Task requirements
Look through the data below. Show each line where the string "subtitle" occurs.

Entries from a visual dataset
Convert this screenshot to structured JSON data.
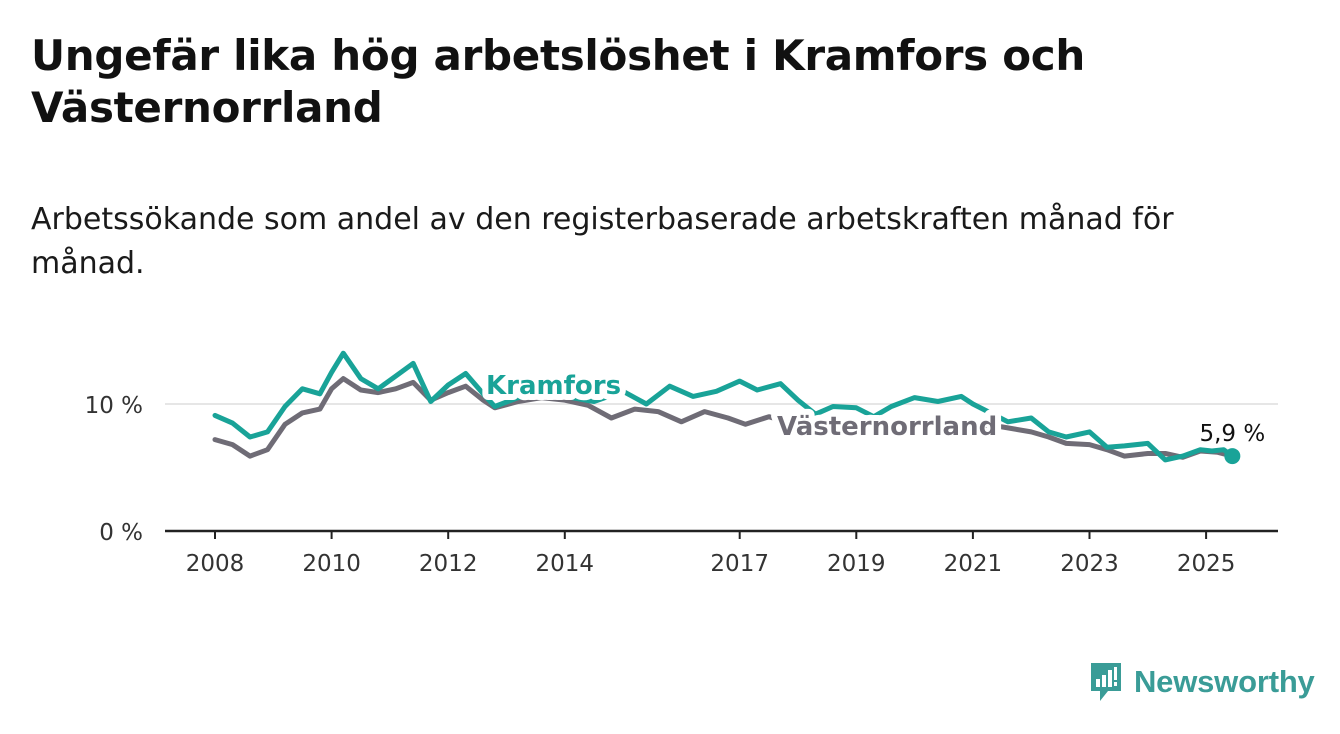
{
  "title": "Ungefär lika hög arbetslöshet i Kramfors och Västernorrland",
  "subtitle": "Arbetssökande som andel av den registerbaserade arbetskraften månad för månad.",
  "brand": "Newsworthy",
  "colors": {
    "kramfors": "#19a398",
    "vasternorrland": "#6f6c76",
    "axis": "#222222",
    "grid": "#dddddd",
    "brand": "#3a9c97"
  },
  "chart_data": {
    "type": "line",
    "title": "Ungefär lika hög arbetslöshet i Kramfors och Västernorrland",
    "subtitle": "Arbetssökande som andel av den registerbaserade arbetskraften månad för månad.",
    "xlabel": "",
    "ylabel": "",
    "xlim": [
      2008.0,
      2027.5
    ],
    "ylim": [
      0,
      16
    ],
    "y_ticks": [
      0,
      10
    ],
    "y_tick_labels": [
      "0 %",
      "10 %"
    ],
    "x_ticks": [
      2008,
      2010,
      2012,
      2014,
      2017,
      2019,
      2021,
      2023,
      2025
    ],
    "x_tick_labels": [
      "2008",
      "2010",
      "2012",
      "2014",
      "2017",
      "2019",
      "2021",
      "2023",
      "2025"
    ],
    "grid": "y-major",
    "legend": "direct labels on lines",
    "end_label": "5,9 %",
    "series": [
      {
        "name": "Kramfors",
        "x": [
          2008.0,
          2008.3,
          2008.6,
          2008.9,
          2009.2,
          2009.5,
          2009.8,
          2010.0,
          2010.2,
          2010.5,
          2010.8,
          2011.1,
          2011.4,
          2011.7,
          2012.0,
          2012.3,
          2012.6,
          2012.8,
          2013.2,
          2013.6,
          2014.0,
          2014.5,
          2015.0,
          2015.4,
          2015.8,
          2016.2,
          2016.6,
          2017.0,
          2017.3,
          2017.7,
          2018.0,
          2018.3,
          2018.6,
          2019.0,
          2019.3,
          2019.6,
          2020.0,
          2020.4,
          2020.8,
          2021.0,
          2021.3,
          2021.6,
          2022.0,
          2022.3,
          2022.6,
          2023.0,
          2023.3,
          2023.6,
          2024.0,
          2024.3,
          2024.6,
          2024.9,
          2025.1,
          2025.3,
          2025.45
        ],
        "values": [
          9.1,
          8.5,
          7.4,
          7.8,
          9.8,
          11.2,
          10.8,
          12.5,
          14.0,
          12.0,
          11.2,
          12.2,
          13.2,
          10.2,
          11.5,
          12.4,
          10.8,
          9.8,
          10.5,
          10.8,
          10.6,
          10.2,
          11.0,
          10.0,
          11.4,
          10.6,
          11.0,
          11.8,
          11.1,
          11.6,
          10.3,
          9.2,
          9.8,
          9.7,
          9.0,
          9.8,
          10.5,
          10.2,
          10.6,
          10.0,
          9.3,
          8.6,
          8.9,
          7.8,
          7.4,
          7.8,
          6.6,
          6.7,
          6.9,
          5.6,
          5.9,
          6.4,
          6.3,
          6.4,
          5.9
        ]
      },
      {
        "name": "Västernorrland",
        "x": [
          2008.0,
          2008.3,
          2008.6,
          2008.9,
          2009.2,
          2009.5,
          2009.8,
          2010.0,
          2010.2,
          2010.5,
          2010.8,
          2011.1,
          2011.4,
          2011.7,
          2012.0,
          2012.3,
          2012.6,
          2012.8,
          2013.2,
          2013.6,
          2014.0,
          2014.4,
          2014.8,
          2015.2,
          2015.6,
          2016.0,
          2016.4,
          2016.8,
          2017.1,
          2017.5,
          2018.0,
          2018.5,
          2019.0,
          2019.5,
          2020.0,
          2020.5,
          2021.0,
          2021.5,
          2022.0,
          2022.3,
          2022.6,
          2023.0,
          2023.3,
          2023.6,
          2024.0,
          2024.3,
          2024.6,
          2024.9,
          2025.2,
          2025.45
        ],
        "values": [
          7.2,
          6.8,
          5.9,
          6.4,
          8.4,
          9.3,
          9.6,
          11.2,
          12.0,
          11.1,
          10.9,
          11.2,
          11.7,
          10.3,
          10.9,
          11.4,
          10.3,
          9.7,
          10.2,
          10.5,
          10.3,
          9.9,
          8.9,
          9.6,
          9.4,
          8.6,
          9.4,
          8.9,
          8.4,
          9.0,
          8.3,
          8.6,
          8.5,
          8.3,
          8.6,
          8.8,
          8.4,
          8.2,
          7.8,
          7.4,
          6.9,
          6.8,
          6.4,
          5.9,
          6.1,
          6.1,
          5.8,
          6.3,
          6.2,
          5.9
        ]
      }
    ]
  }
}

Expected output
  "subtitle": "Arbetssökande som andel av den registerbaserade arbetskraften månad för månad.",
    "subtitle": "Arbetssökande som andel av den registerbaserade arbetskraften månad för månad.",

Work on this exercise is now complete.